**Tujuan A:**
Menurut artikel tentang perseteruan Wiranto dan Kivlan Zen, di acara apa Kivlan Zen menuduh Wiranto bertanggung jawab atas kerusuhan Mei 1998?
**Tujuan B:**
Lanjutkan artikel tentang perseteruan Wiranto dan Kivlan Zen mulai dari bagian akhirnya.

═════ Kutipan Teks

Buntut Perseteruan Wiranto & Kivlan Zen Soal Dalang Kerusuhan 1998, 'Sudah Cukup,' Kata Wiranto

Perseteruan antara Mayor Jenderal (Purn) Kivlan Zen dan Menko Polhukam, Wiranto berujung saling menantang. Begini akhirnya

Kolase Tribun Jabar (Tribunnews.com dan Kompas.com)
Buntut Perseteruan Wiranto & Kivlan Zen Soal Dalang Kerusuhan 1998 

SURYA.co.id - Perseteruan antara Mayor Jenderal (Purn) Kivlan Zen dan Menko Polhukam, Wiranto berujung saling menantang.

Wiranto menantang Kivlan Zen dan calon presiden nomor urut 02 Prabowo Subianto, yang saat itu menjabat Panglima Kostrad untuk sumpah pocong

Tak lama kemudian, Kivlan Zen menolak tantangan itu. Kivlan justru menantang balik Wiranto untuk debat terbuka di televisi.

"Kalau memang Wiranto berani, kita berdebat saja di Kompas TV. Saya akan bawa data-data dan saksi yang menunjukkan Wiranto sebagai dalang kerusuhan," kata Kivlan, saat dihubungi Kompas.com, Rabu (27/2/2019).

"Saya tidak mau sumpah pocong, itu kan sumpah setan. Tidak sesuai koridor hukum. Kalau mau kita berdebat saja di semua media TV di Indonesia," ujar dia.

Namun, Wiranto tidak mau lagi membahas soal tantangan sumpah pocong yang dia layangkan kepada Mayor Jenderal (Purn) Kivlan Zen.

Hal itu disampaikan Wiranto ketika ditanya soal Kivlan yang menantang balik dirinya untuk berdebat di televisi.

"Sudah cukup saya komentari itu, kita pemilu gini. Semua sedang konsentrasi ke bangsa, bukan ke urusan-urusan seperti ini," ujar Wiranto seusai menghadiri Laporan Tahunan 2018 Mahkamah Agung, di Jakarta Convention Center, Jakarta, Rabu (27/2/2019).

Seperti diketahui, tantangan Wiranto itu berawal saat Kivlan Zen menuduhnya sebagai orang yang bertanggungjawab di balik kerusuhan Mei 1998.

Pernyataan Kivlan Zen tersebut diungkapkan dalam acara Para Tokoh Bicara 98 di Gedung Ad Premier, Jakarta Selatan, pada Senin (25/2/2019).

Dalam acara itu, Kivlan Zen juga mengatakan Wiranto memainkan peranan ganda dan isu propagandis saat masih menjabat sebagai Panglima ABRI.

══════════
═════ Data Hasil Ekstraksi

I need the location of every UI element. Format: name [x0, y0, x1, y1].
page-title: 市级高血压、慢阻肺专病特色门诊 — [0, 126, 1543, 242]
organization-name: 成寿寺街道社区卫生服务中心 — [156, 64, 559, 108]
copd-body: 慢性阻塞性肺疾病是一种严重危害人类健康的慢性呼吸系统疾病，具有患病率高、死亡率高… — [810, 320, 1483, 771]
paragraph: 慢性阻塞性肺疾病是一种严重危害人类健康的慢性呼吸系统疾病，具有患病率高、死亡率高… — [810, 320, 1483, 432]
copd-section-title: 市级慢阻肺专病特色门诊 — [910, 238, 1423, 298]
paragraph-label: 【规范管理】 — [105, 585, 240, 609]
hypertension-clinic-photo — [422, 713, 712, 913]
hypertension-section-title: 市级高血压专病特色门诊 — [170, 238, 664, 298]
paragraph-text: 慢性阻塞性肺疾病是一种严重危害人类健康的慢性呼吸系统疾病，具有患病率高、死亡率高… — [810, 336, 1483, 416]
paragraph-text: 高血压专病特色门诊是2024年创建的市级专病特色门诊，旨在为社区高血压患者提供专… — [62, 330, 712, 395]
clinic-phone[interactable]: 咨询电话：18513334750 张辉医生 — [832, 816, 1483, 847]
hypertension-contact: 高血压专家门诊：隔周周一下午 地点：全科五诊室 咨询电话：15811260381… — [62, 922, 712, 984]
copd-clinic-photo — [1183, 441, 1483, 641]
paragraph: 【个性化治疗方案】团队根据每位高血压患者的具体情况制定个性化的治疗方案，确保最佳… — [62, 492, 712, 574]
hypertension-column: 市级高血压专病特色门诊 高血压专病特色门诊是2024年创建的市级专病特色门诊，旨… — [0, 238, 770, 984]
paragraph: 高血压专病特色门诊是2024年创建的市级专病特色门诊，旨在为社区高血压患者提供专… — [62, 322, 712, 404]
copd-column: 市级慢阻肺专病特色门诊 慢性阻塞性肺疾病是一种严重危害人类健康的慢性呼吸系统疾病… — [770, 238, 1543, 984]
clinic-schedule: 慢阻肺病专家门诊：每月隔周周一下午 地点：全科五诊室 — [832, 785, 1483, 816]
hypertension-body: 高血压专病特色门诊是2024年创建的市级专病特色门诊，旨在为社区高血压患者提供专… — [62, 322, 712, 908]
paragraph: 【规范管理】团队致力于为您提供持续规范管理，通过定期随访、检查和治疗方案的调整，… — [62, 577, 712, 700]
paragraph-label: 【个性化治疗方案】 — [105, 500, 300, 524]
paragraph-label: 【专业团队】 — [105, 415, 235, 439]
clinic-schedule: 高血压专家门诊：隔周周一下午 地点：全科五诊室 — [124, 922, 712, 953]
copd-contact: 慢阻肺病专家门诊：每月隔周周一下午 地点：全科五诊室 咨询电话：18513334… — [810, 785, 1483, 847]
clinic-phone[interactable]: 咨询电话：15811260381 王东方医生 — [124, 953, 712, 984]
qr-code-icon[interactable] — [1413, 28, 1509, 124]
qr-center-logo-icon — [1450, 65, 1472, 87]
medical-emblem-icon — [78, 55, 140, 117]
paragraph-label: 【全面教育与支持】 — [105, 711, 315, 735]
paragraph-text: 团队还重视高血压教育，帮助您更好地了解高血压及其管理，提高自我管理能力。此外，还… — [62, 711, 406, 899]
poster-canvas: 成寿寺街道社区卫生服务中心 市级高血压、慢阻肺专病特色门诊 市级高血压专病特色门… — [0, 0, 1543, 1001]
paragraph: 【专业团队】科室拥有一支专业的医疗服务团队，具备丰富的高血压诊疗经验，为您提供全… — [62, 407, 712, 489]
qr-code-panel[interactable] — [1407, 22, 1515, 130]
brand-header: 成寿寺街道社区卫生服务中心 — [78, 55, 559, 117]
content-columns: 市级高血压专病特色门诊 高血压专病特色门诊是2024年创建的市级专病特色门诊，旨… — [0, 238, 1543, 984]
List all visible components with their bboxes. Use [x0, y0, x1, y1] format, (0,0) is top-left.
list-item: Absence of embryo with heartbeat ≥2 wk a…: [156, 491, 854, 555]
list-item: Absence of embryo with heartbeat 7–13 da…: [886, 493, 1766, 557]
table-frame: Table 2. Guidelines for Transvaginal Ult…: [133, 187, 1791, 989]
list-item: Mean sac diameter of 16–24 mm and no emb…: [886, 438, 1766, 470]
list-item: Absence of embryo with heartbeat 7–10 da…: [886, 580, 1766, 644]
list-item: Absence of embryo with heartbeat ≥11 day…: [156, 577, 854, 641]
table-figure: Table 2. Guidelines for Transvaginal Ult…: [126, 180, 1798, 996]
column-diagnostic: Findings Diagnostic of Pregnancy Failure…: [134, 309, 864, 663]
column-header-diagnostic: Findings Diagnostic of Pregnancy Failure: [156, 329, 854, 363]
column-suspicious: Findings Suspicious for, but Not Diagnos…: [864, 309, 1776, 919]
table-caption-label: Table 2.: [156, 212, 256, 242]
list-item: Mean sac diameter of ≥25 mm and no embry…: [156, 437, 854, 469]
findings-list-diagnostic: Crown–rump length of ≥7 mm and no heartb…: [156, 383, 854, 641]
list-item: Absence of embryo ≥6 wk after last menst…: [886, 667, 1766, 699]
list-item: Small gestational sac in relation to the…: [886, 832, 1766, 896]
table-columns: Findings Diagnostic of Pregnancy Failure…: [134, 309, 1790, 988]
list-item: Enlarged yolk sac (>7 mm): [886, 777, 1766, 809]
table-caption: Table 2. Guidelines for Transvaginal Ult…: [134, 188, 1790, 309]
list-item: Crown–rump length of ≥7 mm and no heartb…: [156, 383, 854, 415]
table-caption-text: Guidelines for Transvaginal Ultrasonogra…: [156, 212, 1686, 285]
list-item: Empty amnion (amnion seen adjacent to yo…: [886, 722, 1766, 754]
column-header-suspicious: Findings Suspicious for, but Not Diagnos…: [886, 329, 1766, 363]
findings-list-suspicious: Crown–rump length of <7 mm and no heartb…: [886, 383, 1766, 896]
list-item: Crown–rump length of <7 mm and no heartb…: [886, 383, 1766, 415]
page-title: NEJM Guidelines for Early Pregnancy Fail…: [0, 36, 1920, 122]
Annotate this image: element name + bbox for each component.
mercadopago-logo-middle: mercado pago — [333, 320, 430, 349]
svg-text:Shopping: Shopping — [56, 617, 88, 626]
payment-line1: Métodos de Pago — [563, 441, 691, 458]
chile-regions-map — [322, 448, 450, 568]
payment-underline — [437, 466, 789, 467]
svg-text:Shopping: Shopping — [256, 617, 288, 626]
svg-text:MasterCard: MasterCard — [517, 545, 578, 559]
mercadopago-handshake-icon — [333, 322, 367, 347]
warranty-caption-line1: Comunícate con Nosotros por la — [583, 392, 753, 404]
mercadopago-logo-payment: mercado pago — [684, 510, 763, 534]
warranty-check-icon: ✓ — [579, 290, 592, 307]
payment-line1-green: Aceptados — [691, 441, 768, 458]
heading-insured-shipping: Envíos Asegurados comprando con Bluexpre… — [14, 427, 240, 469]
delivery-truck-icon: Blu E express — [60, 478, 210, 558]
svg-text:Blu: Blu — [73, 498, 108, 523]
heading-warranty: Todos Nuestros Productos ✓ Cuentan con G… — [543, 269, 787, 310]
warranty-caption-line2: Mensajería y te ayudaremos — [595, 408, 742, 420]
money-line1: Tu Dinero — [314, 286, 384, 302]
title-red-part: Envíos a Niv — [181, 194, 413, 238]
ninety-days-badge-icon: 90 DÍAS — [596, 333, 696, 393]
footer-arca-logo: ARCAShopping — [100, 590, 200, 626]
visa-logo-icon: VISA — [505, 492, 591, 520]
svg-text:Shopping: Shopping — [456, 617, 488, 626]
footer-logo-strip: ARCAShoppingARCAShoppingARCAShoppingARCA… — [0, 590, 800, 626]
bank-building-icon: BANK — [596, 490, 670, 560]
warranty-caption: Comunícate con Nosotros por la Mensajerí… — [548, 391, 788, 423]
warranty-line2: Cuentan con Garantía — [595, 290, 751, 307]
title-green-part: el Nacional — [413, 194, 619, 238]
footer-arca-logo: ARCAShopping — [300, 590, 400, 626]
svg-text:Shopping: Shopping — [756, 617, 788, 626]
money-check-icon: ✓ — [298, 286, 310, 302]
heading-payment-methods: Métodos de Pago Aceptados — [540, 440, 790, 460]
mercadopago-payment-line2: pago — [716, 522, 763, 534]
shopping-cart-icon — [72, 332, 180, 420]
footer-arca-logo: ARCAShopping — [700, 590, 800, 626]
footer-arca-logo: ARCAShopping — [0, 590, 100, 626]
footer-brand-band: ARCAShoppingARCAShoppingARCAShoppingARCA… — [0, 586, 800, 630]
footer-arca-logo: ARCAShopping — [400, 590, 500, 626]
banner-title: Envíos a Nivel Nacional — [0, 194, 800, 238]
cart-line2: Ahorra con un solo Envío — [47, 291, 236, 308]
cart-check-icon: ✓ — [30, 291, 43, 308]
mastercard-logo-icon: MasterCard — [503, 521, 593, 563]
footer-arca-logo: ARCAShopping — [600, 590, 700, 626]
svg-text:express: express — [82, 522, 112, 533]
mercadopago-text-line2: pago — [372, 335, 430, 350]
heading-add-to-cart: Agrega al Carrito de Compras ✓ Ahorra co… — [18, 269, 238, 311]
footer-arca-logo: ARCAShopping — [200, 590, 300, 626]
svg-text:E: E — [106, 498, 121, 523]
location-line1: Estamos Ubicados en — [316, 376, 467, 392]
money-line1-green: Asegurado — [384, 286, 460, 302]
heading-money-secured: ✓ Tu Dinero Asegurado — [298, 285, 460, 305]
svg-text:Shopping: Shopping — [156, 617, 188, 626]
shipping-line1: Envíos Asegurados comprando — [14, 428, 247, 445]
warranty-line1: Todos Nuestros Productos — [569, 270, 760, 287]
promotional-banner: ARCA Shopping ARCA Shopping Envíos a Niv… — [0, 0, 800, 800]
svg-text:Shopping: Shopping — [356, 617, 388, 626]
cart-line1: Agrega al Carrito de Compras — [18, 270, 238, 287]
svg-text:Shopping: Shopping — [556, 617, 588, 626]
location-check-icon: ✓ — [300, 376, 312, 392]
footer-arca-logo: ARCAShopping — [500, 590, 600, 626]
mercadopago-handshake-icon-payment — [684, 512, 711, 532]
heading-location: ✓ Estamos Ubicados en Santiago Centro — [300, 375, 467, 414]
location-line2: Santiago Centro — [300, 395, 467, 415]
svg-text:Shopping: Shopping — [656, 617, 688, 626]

══════════

**Jawaban Tugas A:**
Di acara Para Tokoh Bicara 98 di Gedung Ad Premier, Jakarta Selatan, pada Senin (25/2/2019).

**Jawaban Tugas B:**
Menanggapi tudingan itu, Wiranto menantang Kivlan Zen untuk sumpah pocong.

"Saya berani, katakanlah berani untuk sumpah pocong saja. Tahun 1998 itu yang menjadi bagian dari kerusuhan itu, saya, Prabowo, Kivlan Zen, sumpah pocong kita," kata Wiranto di Istana Kepresidenan, Jakarta, Selasa (26/2/2019), dikutip dari Kompas.com

"Siapa yang sebenarnya dalang kerusuhan itu. Supaya terdengar di masyarakat, biar jelas masalahnya. Jangan asal menuduh saja," sambung Wiranto.

Tudingan yang dilontarkan Kivlan Zen, dinilai Wiranto tak sesuai fakta.

"Kasihan saudara Kivlan Zen yang selalu menyampaikan pernyataan ngawur. Tidak ada fakta soal itu. Dan tidak lagi melihat kenyataan yang beredar di masyarakat," kata Wiranto.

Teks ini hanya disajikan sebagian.